Stored items from a collection
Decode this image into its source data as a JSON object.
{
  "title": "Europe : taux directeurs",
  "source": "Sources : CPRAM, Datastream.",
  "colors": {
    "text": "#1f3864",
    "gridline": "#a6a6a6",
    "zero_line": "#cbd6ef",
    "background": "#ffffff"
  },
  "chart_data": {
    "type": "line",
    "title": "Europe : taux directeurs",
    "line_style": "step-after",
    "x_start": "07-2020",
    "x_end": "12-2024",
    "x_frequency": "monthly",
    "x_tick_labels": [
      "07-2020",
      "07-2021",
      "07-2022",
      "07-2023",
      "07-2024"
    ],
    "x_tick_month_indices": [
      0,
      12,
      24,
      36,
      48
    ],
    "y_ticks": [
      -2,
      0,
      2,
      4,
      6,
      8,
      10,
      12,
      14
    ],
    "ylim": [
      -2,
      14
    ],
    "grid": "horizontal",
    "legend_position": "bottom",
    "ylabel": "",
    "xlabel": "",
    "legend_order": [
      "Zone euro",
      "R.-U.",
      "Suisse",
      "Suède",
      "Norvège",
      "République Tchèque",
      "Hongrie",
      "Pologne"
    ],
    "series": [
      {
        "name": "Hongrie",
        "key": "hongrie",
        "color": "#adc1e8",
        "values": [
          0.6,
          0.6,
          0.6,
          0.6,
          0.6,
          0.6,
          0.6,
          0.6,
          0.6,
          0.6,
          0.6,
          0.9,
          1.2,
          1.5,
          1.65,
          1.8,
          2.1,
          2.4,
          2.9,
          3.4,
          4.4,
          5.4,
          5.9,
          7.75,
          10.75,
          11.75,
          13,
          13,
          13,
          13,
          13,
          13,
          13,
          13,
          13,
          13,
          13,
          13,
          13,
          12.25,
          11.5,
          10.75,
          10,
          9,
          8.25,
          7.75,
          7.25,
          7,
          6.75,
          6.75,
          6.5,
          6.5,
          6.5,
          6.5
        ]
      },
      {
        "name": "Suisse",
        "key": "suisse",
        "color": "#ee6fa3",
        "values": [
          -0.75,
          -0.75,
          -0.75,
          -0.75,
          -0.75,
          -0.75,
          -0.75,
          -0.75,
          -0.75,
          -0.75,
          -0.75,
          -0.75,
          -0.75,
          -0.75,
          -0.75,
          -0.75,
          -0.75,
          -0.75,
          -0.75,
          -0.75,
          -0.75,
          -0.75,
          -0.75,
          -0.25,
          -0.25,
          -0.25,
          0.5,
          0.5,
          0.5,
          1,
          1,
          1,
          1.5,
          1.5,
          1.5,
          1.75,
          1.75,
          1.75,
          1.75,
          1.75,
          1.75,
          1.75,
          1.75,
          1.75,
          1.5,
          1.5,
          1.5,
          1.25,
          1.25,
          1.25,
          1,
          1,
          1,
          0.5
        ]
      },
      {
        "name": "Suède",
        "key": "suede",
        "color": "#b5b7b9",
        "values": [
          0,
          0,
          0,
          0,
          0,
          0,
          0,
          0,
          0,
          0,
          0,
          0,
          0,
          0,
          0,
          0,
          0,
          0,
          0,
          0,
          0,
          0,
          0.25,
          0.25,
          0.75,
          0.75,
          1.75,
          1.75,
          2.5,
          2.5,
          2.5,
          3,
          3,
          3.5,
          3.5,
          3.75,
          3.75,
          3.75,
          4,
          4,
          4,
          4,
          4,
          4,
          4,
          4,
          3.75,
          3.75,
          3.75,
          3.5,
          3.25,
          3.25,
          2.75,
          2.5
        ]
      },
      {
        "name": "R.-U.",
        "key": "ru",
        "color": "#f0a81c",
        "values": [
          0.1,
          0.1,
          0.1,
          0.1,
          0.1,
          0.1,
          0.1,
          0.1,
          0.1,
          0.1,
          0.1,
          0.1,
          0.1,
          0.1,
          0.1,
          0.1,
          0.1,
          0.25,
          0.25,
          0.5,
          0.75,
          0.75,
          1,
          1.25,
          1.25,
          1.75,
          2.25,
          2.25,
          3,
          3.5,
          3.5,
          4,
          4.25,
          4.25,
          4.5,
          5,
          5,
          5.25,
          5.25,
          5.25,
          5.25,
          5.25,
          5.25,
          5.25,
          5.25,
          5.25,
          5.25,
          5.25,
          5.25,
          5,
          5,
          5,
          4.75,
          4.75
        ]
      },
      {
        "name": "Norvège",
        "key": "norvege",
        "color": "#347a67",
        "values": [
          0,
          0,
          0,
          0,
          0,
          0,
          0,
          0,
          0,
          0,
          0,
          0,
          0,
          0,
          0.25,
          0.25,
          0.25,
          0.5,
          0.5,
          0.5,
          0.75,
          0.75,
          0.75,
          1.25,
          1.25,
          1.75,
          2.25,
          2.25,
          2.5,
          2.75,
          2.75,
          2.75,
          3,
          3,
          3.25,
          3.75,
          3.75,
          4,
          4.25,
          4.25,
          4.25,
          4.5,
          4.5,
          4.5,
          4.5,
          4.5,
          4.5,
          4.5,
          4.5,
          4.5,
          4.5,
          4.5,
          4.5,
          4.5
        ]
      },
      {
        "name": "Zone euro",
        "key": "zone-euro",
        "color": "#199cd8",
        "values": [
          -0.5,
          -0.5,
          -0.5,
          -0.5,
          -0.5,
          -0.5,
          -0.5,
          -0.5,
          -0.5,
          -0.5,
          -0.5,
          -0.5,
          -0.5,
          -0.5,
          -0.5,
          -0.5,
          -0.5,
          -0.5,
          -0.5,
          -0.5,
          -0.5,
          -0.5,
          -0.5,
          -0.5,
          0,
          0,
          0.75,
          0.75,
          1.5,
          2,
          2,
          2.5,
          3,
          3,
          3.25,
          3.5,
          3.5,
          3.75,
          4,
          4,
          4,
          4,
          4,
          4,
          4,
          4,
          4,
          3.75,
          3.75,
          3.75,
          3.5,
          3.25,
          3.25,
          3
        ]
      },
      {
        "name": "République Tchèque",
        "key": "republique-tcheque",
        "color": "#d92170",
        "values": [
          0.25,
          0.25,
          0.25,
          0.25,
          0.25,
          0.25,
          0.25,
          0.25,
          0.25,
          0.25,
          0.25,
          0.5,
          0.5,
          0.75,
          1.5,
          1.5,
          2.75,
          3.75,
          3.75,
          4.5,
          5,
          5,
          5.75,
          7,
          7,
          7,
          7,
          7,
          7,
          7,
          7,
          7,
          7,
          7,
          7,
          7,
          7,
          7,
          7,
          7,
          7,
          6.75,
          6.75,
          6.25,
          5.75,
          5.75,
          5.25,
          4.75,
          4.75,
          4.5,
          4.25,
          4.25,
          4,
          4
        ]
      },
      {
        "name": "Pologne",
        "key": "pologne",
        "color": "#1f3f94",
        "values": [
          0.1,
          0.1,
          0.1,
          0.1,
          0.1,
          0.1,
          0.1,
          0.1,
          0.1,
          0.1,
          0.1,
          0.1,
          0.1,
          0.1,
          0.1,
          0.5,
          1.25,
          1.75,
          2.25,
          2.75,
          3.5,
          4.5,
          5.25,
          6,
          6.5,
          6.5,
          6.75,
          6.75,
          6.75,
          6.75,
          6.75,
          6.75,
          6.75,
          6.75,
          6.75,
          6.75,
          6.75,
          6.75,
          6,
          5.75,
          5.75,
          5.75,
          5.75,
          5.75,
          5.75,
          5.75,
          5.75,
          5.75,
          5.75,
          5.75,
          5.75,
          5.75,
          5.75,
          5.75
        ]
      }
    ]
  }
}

--

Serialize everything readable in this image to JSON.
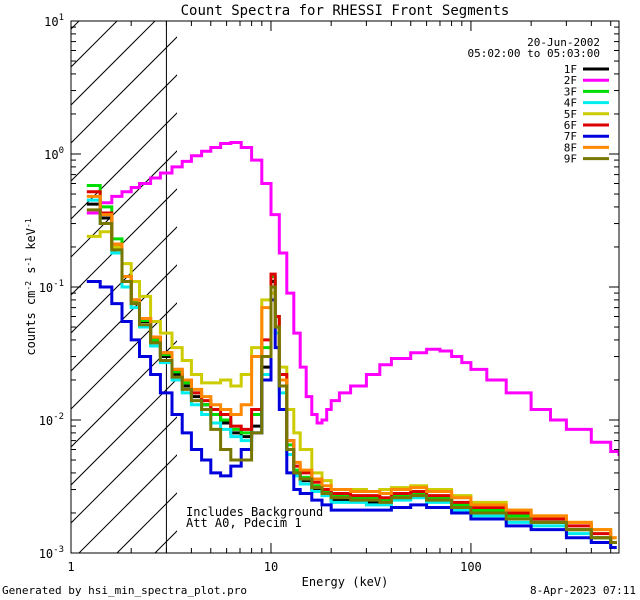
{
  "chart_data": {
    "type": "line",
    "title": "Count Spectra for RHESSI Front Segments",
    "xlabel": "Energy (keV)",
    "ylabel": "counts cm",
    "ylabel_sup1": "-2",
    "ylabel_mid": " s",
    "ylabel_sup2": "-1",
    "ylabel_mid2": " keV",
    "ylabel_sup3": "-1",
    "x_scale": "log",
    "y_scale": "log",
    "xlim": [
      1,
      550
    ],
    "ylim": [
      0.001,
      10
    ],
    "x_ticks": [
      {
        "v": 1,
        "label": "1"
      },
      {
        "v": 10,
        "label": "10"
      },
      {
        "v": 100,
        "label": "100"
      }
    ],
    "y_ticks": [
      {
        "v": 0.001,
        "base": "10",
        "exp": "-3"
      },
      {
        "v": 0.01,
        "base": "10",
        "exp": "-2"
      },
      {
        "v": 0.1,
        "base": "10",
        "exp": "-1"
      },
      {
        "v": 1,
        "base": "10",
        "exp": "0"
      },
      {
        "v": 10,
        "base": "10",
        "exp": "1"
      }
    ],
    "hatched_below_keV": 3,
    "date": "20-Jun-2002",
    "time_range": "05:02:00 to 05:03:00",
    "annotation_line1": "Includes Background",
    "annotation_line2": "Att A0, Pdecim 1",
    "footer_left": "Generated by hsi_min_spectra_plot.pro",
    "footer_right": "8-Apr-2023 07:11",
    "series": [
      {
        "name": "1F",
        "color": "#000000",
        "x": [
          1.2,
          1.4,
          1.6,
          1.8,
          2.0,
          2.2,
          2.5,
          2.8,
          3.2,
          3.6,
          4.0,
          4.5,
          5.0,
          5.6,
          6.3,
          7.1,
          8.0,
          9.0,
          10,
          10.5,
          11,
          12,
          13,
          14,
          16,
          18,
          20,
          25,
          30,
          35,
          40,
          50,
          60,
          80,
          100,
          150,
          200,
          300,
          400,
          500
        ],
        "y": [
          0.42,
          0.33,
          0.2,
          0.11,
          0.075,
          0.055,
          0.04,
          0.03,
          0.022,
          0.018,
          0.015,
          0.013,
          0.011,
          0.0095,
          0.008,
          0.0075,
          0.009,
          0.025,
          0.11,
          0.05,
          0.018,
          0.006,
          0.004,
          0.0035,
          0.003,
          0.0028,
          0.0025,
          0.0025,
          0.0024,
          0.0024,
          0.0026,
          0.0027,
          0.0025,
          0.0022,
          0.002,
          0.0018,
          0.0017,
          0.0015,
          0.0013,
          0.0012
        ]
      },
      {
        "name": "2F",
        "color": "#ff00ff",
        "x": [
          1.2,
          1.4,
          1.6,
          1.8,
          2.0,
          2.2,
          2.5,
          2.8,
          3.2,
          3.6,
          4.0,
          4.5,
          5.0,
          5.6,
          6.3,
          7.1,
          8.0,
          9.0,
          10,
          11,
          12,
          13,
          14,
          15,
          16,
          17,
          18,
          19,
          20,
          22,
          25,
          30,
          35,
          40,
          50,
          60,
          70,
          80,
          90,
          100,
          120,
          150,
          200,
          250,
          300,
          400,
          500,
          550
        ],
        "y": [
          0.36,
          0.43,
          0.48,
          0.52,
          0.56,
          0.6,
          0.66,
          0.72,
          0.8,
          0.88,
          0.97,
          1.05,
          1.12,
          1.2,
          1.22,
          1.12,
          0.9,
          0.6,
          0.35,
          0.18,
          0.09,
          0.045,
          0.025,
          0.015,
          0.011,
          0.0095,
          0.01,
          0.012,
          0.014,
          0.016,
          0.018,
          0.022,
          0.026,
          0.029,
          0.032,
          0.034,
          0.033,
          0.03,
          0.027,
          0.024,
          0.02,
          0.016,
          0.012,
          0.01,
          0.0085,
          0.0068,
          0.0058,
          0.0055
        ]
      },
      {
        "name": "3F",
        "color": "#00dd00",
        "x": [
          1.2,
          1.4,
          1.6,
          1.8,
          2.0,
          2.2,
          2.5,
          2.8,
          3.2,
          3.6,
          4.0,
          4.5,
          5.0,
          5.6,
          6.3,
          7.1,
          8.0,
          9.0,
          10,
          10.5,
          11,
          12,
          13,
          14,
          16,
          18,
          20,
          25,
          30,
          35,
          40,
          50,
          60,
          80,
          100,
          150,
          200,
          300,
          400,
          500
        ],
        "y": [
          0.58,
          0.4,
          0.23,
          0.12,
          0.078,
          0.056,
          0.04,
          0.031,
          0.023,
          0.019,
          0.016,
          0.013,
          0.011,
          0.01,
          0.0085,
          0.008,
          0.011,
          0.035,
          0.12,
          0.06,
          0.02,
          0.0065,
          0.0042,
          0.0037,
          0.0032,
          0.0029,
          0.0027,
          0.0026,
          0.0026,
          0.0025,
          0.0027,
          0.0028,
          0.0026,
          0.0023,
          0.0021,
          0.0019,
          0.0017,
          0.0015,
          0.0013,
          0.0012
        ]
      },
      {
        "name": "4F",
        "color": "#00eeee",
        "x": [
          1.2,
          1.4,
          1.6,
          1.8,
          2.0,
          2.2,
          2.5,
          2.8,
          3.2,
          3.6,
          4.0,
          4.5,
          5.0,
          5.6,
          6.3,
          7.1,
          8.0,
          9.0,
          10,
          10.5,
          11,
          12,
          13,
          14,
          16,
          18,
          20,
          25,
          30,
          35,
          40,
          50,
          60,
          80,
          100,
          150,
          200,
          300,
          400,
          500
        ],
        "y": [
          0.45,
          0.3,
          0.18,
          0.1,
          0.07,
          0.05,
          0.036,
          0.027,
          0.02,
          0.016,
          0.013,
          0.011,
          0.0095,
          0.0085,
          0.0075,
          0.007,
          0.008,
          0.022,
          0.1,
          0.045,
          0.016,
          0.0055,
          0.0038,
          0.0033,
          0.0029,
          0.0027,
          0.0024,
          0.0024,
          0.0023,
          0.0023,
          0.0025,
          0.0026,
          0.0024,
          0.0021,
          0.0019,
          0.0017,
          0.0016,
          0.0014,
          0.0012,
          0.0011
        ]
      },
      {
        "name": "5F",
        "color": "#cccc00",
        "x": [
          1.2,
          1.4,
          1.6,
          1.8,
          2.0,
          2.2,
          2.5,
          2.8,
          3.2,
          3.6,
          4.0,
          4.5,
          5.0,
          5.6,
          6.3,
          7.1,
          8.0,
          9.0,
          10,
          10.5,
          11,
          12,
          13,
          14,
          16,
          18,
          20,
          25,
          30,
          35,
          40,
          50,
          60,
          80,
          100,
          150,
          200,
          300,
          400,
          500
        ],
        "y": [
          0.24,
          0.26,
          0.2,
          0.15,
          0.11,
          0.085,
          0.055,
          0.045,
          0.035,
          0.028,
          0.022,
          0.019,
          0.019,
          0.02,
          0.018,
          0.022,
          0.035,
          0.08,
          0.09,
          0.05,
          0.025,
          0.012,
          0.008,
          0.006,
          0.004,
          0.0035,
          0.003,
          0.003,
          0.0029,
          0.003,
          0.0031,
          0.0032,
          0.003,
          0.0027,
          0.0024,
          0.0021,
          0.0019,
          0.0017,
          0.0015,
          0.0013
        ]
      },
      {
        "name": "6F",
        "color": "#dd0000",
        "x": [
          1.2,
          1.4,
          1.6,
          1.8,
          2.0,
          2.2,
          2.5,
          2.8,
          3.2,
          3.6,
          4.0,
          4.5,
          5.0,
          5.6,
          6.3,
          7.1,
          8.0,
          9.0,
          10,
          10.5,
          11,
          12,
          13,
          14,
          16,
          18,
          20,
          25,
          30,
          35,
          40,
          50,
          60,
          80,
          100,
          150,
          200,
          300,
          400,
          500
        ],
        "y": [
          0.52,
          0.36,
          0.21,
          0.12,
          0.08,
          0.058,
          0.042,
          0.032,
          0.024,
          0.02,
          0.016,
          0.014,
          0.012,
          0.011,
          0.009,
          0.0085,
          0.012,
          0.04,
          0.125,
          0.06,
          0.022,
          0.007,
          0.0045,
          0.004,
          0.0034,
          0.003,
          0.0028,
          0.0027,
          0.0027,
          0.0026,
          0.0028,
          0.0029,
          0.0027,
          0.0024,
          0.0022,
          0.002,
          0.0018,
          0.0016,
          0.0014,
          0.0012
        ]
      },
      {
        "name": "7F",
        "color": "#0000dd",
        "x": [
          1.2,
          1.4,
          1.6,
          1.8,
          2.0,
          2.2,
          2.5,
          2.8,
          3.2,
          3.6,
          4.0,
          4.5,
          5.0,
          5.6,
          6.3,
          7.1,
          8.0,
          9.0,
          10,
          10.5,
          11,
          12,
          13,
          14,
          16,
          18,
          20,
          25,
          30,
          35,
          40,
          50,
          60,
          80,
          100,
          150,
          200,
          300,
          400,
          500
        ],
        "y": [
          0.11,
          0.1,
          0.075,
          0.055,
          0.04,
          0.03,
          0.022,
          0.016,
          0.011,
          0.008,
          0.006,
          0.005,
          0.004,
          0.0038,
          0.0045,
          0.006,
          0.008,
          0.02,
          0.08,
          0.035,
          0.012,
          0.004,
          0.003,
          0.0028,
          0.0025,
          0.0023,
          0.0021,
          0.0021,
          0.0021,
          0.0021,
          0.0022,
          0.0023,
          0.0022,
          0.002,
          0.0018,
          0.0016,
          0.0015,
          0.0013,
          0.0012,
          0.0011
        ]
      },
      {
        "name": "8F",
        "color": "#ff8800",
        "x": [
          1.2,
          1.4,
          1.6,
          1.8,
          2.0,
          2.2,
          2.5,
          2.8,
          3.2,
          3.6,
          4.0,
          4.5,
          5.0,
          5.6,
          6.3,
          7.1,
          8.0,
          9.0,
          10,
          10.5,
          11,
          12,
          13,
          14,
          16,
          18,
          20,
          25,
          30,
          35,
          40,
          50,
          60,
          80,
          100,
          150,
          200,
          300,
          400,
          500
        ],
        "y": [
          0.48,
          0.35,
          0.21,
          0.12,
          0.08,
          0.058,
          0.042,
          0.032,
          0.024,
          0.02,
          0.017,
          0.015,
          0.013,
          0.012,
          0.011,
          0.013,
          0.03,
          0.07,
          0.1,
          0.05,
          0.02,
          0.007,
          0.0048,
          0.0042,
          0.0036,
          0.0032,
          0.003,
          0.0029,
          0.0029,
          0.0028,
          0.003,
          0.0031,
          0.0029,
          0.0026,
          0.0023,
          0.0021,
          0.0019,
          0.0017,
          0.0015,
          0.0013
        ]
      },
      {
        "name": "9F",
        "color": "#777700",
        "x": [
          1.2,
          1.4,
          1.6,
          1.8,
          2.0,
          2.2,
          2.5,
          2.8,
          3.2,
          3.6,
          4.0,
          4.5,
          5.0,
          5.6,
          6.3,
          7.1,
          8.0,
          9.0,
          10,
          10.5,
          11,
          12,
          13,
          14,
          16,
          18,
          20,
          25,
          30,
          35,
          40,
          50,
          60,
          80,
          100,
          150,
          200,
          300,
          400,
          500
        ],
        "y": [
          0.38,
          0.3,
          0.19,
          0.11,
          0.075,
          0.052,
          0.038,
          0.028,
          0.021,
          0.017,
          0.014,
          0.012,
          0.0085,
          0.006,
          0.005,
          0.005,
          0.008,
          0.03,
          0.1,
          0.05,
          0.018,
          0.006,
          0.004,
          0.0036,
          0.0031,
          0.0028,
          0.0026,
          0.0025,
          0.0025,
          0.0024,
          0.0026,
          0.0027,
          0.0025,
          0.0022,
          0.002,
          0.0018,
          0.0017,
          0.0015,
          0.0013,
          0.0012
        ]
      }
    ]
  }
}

Exercise objective
Give the number of lines in the entries that hold the word "image", and nothing else.

Answer to this problem
2